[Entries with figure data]
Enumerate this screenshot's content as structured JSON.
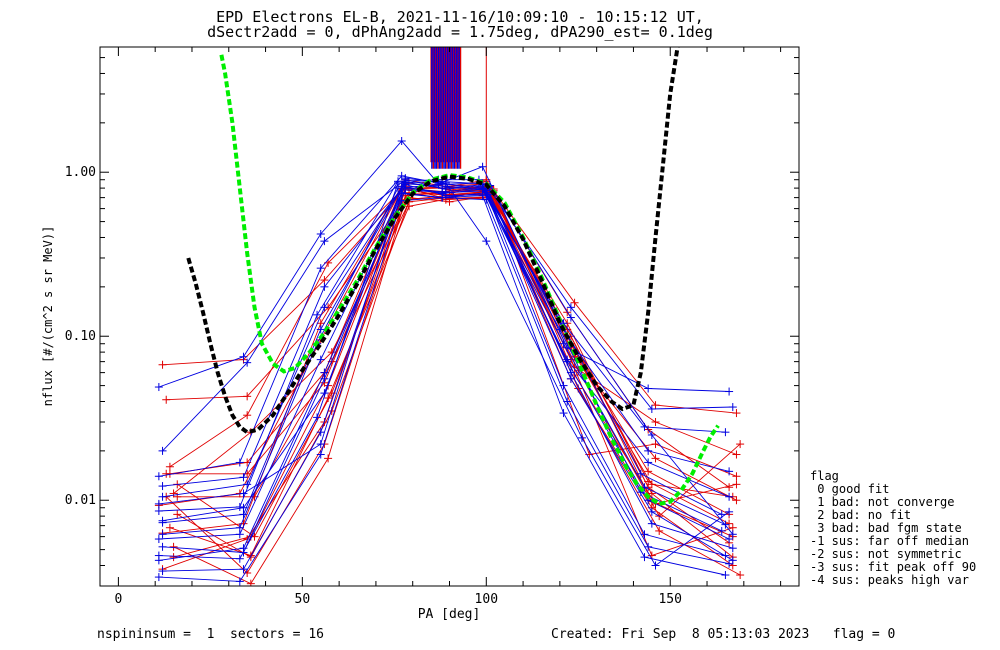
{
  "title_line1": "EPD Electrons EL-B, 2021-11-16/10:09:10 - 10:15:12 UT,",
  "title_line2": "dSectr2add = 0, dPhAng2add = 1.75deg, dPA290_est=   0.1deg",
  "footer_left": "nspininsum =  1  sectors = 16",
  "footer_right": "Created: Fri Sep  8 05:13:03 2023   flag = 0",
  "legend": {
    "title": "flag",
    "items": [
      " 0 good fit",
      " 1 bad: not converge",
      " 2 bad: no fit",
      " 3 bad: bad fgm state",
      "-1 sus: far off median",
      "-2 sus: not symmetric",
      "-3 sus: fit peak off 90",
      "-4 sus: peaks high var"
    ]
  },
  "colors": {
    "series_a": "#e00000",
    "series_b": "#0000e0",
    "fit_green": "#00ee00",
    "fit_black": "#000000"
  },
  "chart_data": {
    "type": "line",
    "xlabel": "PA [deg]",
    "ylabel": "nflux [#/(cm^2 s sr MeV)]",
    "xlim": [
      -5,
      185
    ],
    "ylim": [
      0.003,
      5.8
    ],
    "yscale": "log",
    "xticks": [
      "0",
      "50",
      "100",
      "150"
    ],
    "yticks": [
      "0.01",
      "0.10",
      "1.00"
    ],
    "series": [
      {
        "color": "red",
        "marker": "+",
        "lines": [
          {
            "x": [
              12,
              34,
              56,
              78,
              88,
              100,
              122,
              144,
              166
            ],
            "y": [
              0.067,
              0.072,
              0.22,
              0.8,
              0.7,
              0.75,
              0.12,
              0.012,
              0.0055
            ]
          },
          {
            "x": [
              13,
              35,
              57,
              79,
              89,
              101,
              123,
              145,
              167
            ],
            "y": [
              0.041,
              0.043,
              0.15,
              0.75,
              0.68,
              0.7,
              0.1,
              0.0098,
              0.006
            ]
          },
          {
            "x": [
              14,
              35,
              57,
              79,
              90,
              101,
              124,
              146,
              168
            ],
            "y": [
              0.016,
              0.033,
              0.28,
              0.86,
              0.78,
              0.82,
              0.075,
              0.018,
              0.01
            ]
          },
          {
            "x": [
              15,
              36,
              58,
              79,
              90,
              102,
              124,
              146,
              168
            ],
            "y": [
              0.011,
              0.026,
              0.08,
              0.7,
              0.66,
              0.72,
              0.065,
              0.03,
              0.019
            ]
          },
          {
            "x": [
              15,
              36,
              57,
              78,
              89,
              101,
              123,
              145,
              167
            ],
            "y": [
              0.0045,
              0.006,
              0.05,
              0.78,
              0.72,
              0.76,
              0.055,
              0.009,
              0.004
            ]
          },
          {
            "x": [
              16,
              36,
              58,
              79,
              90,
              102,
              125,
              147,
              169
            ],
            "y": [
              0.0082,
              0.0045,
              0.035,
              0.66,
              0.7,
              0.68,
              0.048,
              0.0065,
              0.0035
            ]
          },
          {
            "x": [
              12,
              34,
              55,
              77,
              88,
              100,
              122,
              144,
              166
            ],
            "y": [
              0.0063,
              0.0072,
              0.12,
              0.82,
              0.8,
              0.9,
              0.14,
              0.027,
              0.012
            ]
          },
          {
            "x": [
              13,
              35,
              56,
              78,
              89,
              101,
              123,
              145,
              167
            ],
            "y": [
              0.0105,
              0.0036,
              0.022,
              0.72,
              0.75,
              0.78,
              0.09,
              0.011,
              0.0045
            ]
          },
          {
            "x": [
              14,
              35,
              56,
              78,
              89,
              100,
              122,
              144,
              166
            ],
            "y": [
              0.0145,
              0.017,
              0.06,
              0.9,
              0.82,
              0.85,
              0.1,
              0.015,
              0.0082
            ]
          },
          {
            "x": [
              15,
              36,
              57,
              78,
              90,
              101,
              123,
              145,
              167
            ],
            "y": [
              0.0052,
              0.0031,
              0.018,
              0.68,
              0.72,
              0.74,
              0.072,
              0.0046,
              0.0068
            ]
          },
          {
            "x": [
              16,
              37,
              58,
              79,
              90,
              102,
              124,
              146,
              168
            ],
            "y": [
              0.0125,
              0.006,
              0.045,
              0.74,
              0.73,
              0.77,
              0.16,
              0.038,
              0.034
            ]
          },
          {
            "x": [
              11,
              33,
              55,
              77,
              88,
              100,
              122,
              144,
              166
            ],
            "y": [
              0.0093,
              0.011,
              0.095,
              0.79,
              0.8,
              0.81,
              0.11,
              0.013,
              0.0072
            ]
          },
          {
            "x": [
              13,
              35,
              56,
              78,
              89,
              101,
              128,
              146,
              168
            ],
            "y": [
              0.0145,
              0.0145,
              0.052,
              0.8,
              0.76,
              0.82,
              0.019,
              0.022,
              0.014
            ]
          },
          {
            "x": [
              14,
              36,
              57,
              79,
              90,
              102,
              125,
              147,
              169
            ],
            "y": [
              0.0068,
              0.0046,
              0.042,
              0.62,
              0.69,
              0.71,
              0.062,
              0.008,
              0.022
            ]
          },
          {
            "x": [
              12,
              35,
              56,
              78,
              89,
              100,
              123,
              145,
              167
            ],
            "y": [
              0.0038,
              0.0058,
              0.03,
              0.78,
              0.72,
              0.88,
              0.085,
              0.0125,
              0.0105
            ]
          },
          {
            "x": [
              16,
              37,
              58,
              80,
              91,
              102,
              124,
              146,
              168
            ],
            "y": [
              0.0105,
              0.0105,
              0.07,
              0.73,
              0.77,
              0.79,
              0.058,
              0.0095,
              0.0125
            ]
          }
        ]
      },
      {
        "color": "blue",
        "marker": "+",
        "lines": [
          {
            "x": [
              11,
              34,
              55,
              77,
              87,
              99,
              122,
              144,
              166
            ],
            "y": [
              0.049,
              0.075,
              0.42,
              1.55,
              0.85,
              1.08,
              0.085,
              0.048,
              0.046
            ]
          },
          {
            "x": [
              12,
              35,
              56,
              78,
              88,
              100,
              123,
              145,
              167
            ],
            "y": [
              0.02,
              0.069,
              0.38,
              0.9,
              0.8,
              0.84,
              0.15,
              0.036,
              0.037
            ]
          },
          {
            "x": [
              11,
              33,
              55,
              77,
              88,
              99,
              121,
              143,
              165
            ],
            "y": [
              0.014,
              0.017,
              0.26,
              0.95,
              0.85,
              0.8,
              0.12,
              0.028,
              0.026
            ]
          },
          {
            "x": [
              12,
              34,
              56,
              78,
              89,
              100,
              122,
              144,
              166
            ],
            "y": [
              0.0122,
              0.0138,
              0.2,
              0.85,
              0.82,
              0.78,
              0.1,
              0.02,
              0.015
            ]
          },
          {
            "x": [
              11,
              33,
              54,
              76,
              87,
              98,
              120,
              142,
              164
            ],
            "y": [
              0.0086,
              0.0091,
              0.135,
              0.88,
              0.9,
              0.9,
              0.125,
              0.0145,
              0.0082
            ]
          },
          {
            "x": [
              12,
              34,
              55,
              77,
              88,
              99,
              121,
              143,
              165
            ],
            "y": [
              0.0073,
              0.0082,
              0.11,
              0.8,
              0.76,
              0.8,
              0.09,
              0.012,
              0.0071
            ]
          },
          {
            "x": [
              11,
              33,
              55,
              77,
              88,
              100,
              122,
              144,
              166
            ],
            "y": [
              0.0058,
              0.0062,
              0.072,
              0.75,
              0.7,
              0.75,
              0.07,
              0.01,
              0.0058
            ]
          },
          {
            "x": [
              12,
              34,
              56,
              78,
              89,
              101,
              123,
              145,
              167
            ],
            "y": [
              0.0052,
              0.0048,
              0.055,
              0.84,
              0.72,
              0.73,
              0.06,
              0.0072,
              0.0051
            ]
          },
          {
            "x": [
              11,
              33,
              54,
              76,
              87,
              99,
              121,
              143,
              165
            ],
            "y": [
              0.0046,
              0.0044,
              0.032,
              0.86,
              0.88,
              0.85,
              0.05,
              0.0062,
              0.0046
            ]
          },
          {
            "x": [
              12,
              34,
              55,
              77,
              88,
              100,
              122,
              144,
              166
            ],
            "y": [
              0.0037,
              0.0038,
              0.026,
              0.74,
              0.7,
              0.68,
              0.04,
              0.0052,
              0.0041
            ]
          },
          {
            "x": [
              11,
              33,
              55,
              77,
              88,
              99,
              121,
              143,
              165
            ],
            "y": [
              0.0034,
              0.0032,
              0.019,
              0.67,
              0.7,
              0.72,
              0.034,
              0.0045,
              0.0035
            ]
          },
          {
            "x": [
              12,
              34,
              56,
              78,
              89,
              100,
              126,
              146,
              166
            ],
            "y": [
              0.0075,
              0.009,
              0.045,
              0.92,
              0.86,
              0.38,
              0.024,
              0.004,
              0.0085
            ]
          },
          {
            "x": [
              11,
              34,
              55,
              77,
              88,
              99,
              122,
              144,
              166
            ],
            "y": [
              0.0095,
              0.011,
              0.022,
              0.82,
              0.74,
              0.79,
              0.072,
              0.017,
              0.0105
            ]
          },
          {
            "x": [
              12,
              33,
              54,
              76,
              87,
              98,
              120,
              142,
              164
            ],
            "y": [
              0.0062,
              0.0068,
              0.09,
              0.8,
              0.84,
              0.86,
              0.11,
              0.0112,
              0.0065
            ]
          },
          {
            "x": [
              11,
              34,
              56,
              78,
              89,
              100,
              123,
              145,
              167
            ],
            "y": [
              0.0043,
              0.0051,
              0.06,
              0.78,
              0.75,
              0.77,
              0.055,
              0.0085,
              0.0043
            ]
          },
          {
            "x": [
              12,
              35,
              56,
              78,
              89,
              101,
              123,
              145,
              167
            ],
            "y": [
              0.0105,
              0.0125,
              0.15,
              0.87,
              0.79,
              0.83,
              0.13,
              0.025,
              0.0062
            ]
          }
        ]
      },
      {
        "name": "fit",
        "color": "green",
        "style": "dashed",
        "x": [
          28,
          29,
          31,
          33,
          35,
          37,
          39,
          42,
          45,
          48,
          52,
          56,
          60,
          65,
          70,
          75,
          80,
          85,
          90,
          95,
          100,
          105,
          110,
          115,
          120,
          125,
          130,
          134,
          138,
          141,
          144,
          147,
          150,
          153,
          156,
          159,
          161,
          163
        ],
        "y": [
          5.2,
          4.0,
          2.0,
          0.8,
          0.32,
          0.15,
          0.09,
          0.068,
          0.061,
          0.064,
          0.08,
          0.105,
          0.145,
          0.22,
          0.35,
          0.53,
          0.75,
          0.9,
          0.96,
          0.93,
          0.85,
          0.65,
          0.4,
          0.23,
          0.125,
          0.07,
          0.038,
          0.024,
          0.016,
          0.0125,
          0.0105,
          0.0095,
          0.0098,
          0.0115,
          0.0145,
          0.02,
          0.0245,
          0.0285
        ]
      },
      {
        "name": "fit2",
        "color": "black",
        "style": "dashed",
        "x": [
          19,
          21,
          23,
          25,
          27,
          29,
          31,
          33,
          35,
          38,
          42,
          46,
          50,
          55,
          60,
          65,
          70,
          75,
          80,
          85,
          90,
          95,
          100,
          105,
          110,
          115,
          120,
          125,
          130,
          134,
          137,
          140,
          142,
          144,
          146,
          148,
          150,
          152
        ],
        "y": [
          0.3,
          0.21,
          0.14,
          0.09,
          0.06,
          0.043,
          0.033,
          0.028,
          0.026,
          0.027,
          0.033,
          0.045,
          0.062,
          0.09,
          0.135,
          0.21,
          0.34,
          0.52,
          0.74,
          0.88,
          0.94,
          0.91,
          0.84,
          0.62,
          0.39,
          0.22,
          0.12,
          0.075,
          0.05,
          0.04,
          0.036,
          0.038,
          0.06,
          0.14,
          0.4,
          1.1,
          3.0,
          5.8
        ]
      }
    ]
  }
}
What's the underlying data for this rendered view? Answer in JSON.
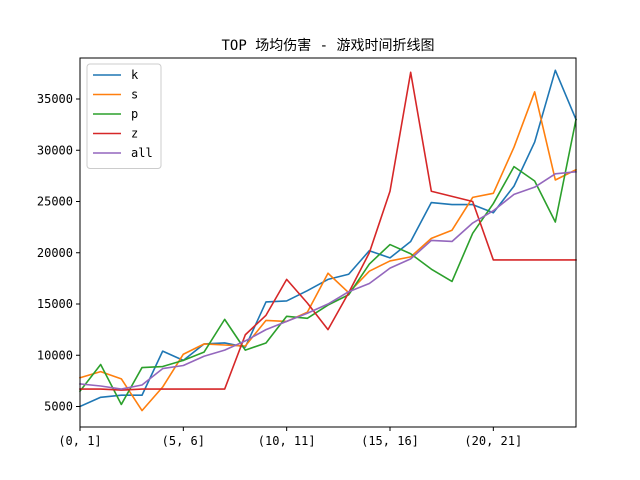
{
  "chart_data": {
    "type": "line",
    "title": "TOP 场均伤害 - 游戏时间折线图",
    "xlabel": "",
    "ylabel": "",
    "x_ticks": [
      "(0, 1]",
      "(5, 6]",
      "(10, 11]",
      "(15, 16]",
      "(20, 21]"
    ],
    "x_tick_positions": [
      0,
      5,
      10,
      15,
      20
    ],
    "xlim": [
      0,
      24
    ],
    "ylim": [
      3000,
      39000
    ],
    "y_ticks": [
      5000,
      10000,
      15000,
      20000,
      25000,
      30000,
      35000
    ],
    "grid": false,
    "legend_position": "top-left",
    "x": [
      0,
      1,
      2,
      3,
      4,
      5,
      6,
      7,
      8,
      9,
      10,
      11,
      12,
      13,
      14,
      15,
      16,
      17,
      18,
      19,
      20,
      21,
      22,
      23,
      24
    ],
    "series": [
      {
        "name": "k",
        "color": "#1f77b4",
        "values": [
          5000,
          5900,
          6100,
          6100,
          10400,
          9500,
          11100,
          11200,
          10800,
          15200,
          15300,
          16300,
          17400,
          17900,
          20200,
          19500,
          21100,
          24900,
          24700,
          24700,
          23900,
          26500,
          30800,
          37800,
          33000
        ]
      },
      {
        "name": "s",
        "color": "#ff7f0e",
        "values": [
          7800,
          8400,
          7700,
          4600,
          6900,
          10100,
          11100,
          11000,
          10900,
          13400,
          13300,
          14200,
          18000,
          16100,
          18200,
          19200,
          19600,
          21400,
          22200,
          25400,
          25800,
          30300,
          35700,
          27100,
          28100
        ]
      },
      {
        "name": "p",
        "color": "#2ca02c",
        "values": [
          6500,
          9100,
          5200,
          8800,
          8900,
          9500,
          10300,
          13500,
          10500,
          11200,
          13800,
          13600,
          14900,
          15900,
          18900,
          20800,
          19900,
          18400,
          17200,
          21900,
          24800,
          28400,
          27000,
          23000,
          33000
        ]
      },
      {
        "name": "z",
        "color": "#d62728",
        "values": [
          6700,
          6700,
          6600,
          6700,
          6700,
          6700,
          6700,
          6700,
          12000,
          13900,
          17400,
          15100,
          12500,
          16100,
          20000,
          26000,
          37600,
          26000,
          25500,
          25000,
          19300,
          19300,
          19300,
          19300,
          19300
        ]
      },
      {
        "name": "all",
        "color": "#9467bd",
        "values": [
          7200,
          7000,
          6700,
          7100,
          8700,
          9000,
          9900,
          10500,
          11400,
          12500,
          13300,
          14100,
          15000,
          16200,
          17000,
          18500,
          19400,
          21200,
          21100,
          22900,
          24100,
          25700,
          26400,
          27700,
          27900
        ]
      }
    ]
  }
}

Problem requirements:
Copy out each line in the preceding records that contains "flag".

Full response:
  "footer_right": "Created: Fri Sep  8 05:13:03 2023   flag = 0",
    "title": "flag",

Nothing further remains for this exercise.